Repeat every record below exactly, leaving out the pictures.

- _RECORDS TO USE_
====================

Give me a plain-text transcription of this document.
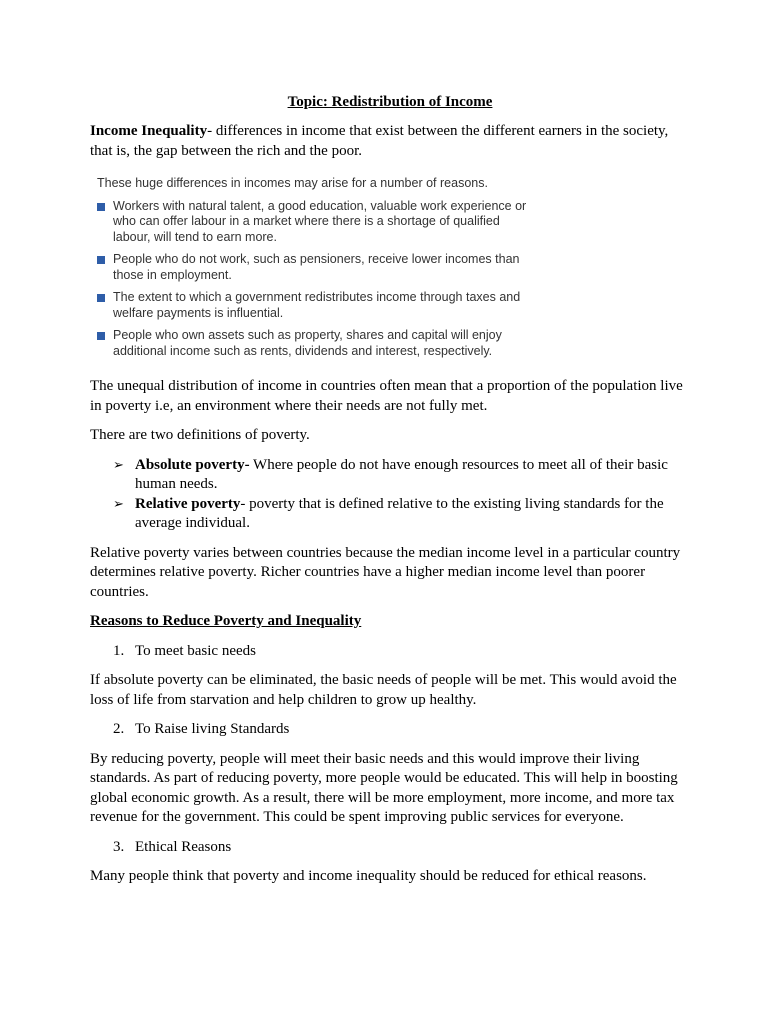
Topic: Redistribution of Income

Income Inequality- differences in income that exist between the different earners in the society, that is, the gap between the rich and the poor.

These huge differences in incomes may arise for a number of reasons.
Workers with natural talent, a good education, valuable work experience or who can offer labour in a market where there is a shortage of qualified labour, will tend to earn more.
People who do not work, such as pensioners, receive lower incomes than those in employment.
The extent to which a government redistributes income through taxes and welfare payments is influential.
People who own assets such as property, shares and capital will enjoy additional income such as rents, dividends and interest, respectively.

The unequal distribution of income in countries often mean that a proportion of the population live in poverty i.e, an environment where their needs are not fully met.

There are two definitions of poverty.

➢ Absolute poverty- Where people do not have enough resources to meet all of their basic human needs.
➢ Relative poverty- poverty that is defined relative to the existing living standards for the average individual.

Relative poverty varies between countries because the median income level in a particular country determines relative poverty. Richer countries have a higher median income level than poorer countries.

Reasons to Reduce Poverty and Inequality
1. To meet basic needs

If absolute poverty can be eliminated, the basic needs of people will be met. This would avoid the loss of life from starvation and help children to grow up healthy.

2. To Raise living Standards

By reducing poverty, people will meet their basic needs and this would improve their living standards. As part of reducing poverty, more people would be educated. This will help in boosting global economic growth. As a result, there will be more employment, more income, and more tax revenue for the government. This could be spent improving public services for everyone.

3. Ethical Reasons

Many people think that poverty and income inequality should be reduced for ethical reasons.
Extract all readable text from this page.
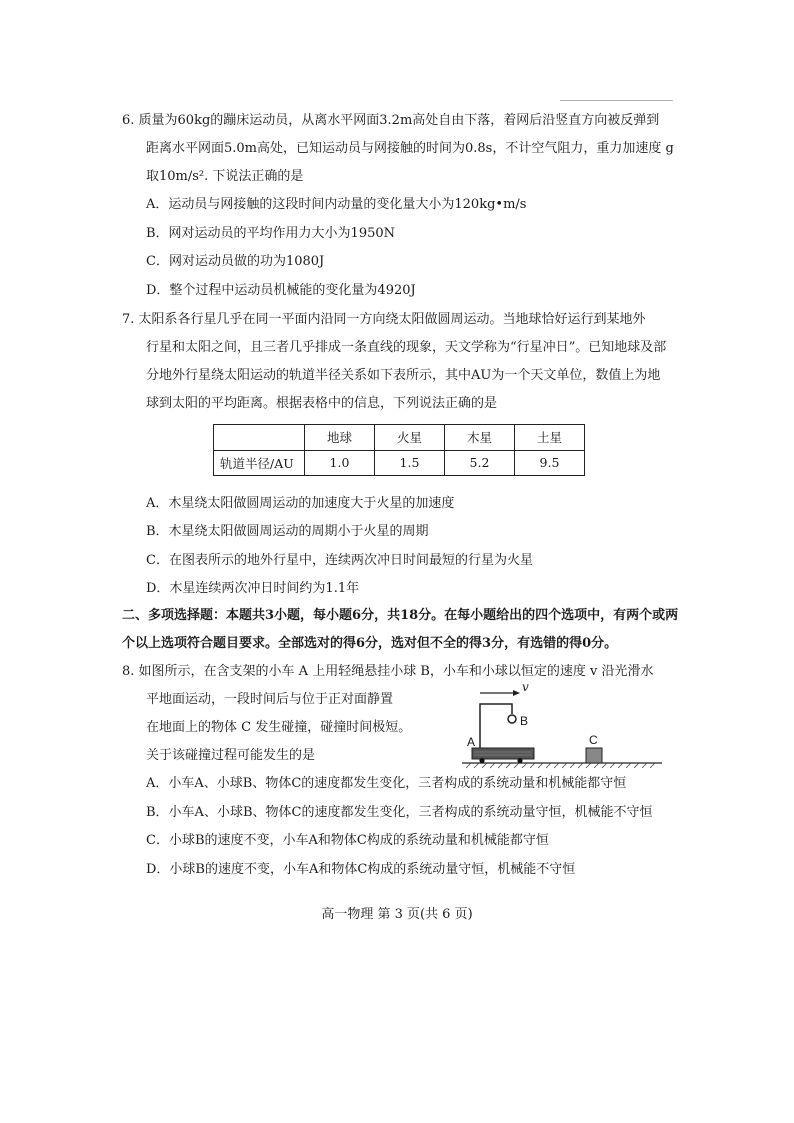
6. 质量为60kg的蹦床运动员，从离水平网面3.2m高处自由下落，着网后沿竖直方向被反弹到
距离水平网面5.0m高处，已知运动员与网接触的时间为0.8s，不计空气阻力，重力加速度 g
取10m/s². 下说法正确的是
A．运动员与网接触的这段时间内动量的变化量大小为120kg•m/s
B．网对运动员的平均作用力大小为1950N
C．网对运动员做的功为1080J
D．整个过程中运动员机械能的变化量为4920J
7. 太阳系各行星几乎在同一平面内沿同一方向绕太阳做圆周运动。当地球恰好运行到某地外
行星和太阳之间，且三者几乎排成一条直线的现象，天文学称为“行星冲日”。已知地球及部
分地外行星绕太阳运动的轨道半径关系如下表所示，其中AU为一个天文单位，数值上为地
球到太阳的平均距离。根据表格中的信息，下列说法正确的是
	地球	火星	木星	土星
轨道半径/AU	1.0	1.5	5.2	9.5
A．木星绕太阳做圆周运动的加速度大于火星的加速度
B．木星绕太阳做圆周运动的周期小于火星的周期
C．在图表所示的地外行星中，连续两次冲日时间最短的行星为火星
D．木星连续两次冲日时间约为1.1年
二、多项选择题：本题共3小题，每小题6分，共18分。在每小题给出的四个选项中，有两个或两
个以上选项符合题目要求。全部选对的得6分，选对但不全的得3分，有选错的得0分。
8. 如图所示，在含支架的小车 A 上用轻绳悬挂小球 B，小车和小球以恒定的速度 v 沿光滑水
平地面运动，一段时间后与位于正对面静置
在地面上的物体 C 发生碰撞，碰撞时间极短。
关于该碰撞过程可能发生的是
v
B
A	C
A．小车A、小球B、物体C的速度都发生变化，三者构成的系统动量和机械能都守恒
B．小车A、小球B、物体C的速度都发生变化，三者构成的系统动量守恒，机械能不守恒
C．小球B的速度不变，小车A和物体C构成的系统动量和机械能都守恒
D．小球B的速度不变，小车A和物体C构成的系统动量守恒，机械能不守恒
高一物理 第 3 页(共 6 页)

====================

- _RESPONSE TO THE EXERCISE_
Give me a plain-text transcription of this document.
Topic: Redistribution of Income

Income Inequality- differences in income that exist between the different earners in the society, that is, the gap between the rich and the poor.

These huge differences in incomes may arise for a number of reasons.
Workers with natural talent, a good education, valuable work experience or who can offer labour in a market where there is a shortage of qualified labour, will tend to earn more.
People who do not work, such as pensioners, receive lower incomes than those in employment.
The extent to which a government redistributes income through taxes and welfare payments is influential.
People who own assets such as property, shares and capital will enjoy additional income such as rents, dividends and interest, respectively.

The unequal distribution of income in countries often mean that a proportion of the population live in poverty i.e, an environment where their needs are not fully met.

There are two definitions of poverty.

➢ Absolute poverty- Where people do not have enough resources to meet all of their basic human needs.
➢ Relative poverty- poverty that is defined relative to the existing living standards for the average individual.

Relative poverty varies between countries because the median income level in a particular country determines relative poverty. Richer countries have a higher median income level than poorer countries.

Reasons to Reduce Poverty and Inequality
1. To meet basic needs

If absolute poverty can be eliminated, the basic needs of people will be met. This would avoid the loss of life from starvation and help children to grow up healthy.

2. To Raise living Standards

By reducing poverty, people will meet their basic needs and this would improve their living standards. As part of reducing poverty, more people would be educated. This will help in boosting global economic growth. As a result, there will be more employment, more income, and more tax revenue for the government. This could be spent improving public services for everyone.

3. Ethical Reasons

Many people think that poverty and income inequality should be reduced for ethical reasons.
Extract all readable text from this page.
6. 质量为60kg的蹦床运动员，从离水平网面3.2m高处自由下落，着网后沿竖直方向被反弹到
距离水平网面5.0m高处，已知运动员与网接触的时间为0.8s，不计空气阻力，重力加速度 g
取10m/s². 下说法正确的是
A．运动员与网接触的这段时间内动量的变化量大小为120kg•m/s
B．网对运动员的平均作用力大小为1950N
C．网对运动员做的功为1080J
D．整个过程中运动员机械能的变化量为4920J
7. 太阳系各行星几乎在同一平面内沿同一方向绕太阳做圆周运动。当地球恰好运行到某地外
行星和太阳之间，且三者几乎排成一条直线的现象，天文学称为“行星冲日”。已知地球及部
分地外行星绕太阳运动的轨道半径关系如下表所示，其中AU为一个天文单位，数值上为地
球到太阳的平均距离。根据表格中的信息，下列说法正确的是
	地球	火星	木星	土星
轨道半径/AU	1.0	1.5	5.2	9.5
A．木星绕太阳做圆周运动的加速度大于火星的加速度
B．木星绕太阳做圆周运动的周期小于火星的周期
C．在图表所示的地外行星中，连续两次冲日时间最短的行星为火星
D．木星连续两次冲日时间约为1.1年
二、多项选择题：本题共3小题，每小题6分，共18分。在每小题给出的四个选项中，有两个或两
个以上选项符合题目要求。全部选对的得6分，选对但不全的得3分，有选错的得0分。
8. 如图所示，在含支架的小车 A 上用轻绳悬挂小球 B，小车和小球以恒定的速度 v 沿光滑水
平地面运动，一段时间后与位于正对面静置
在地面上的物体 C 发生碰撞，碰撞时间极短。
关于该碰撞过程可能发生的是
v
B
A	C
A．小车A、小球B、物体C的速度都发生变化，三者构成的系统动量和机械能都守恒
B．小车A、小球B、物体C的速度都发生变化，三者构成的系统动量守恒，机械能不守恒
C．小球B的速度不变，小车A和物体C构成的系统动量和机械能都守恒
D．小球B的速度不变，小车A和物体C构成的系统动量守恒，机械能不守恒
高一物理 第 3 页(共 6 页)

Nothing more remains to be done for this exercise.